To any of you out there who also feel like it’s too late to start, I say “Go ahead. Start your Master’s at age 59. Maybe you’ll even have a PhD by the time you retire!”

Wednesday, November 16, 2011

Life-long learning

As a voice teacher, primarily of adults, I meet a lot of people who have been told at some point (usually early on) that they cannot sing, have no talent, etc. This type of person has made a decision to confront early life experience of a negative kind to find out what is actually possible. We know from many studies that how you understand failure in music is a powerful predictor of whether you stay with it or give it up. Research has shown that those students who attribute failure to lack of ability tend to give up; those that attribute it to lack of effort stay with it. It would be interesting to know how many of those students who gave up music come back to it as adult learners.

It is a conviction of mine that development in later life has a lot to do with revisiting situations from early life that left us incomplete or unsatisfied. For example, working out at the gym leaves me with a particular sense of accomplishment; the gym was the scene of much trauma and humiliation as a child. As an adult, I can reclaim that experience and cast it in a new mold.

Financial and time constraints will always play a part in ongoing adult learning. For an adult to invest time and money in studying music means prioritization. Music must be given a higher priority for time and resources than the other things in one’s life. For myself, ongoing development has been an important part of my identity. I was one of those musicians who couldn’t get it all from teachers. By the age of 26, I had decided that whatever further progress I would make as a singer was going to come from my own efforts. That began a life-long struggle to acquire vocal competence.

If you want to keep singing past the age of 45, you have to learn to accommodate the changes that life brings you. Essentially, I believe that all singers who continue into later life have to be engaged in a practice of on-going learning. I read recently an excellent article on Tony Bennet, still singing in his 80’s. He has a set of warm-up exercises from his teacher, and a carefully worked-out regime that allows him to keep performing. He too, is engaged in on-going life-long learning.

Thursday, August 11, 2011

High note problems: fixing the “quick fix”

== == ==

WORK INSTRUCTIONS
a) In the post on life-long learning, could you rewrite the passage between "If you want" and "on-going life-long learning.", inclusive, replacing "warm-up exercises" with "vocal drills"?
b) Answer these questions about the post on life-long learning.
(i) According to the research mentioned, what do students who attribute failure to lack of effort tend to do?
(ii) What place was the scene of much trauma and humiliation in the writer's childhood?
(iii) By what age had the writer decided that further progress as a singer would come from the writer's own efforts?

INFORMATION SHOWN
== == ==

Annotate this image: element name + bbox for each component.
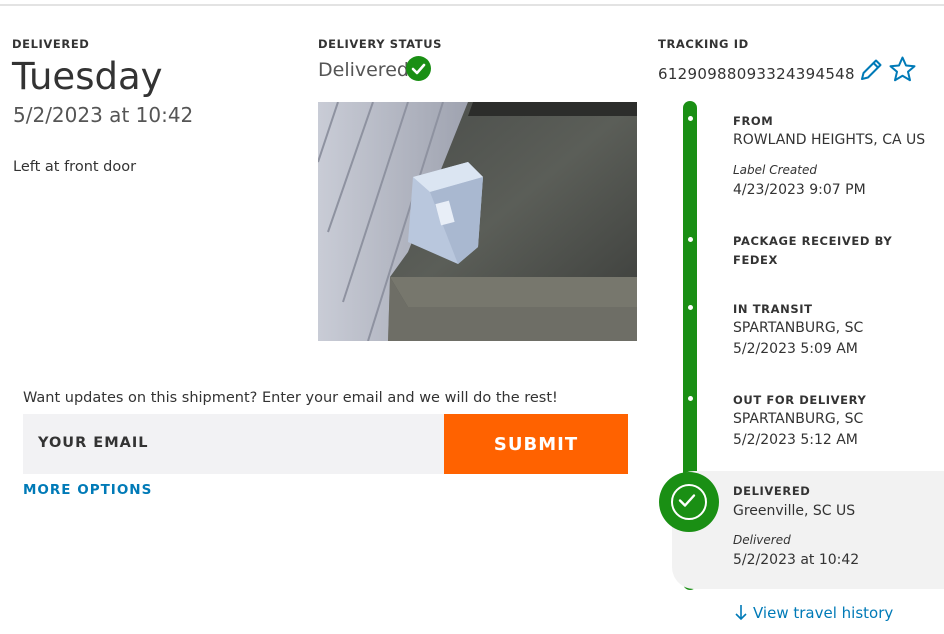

== == ==

RESULTS
a)
If you want to keep singing past the age of 45, you have to learn to accommodate the changes that life brings you. Essentially, I believe that all singers who continue into later life have to be engaged in a practice of on-going learning. I read recently an excellent article on Tony Bennet, still singing in his 80’s. He has a set of vocal drills from his teacher, and a carefully worked-out regime that allows him to keep performing. He too, is engaged in on-going life-long learning.

b)
(i) They stay with music.
(ii) The gym.
(iii) By age 26.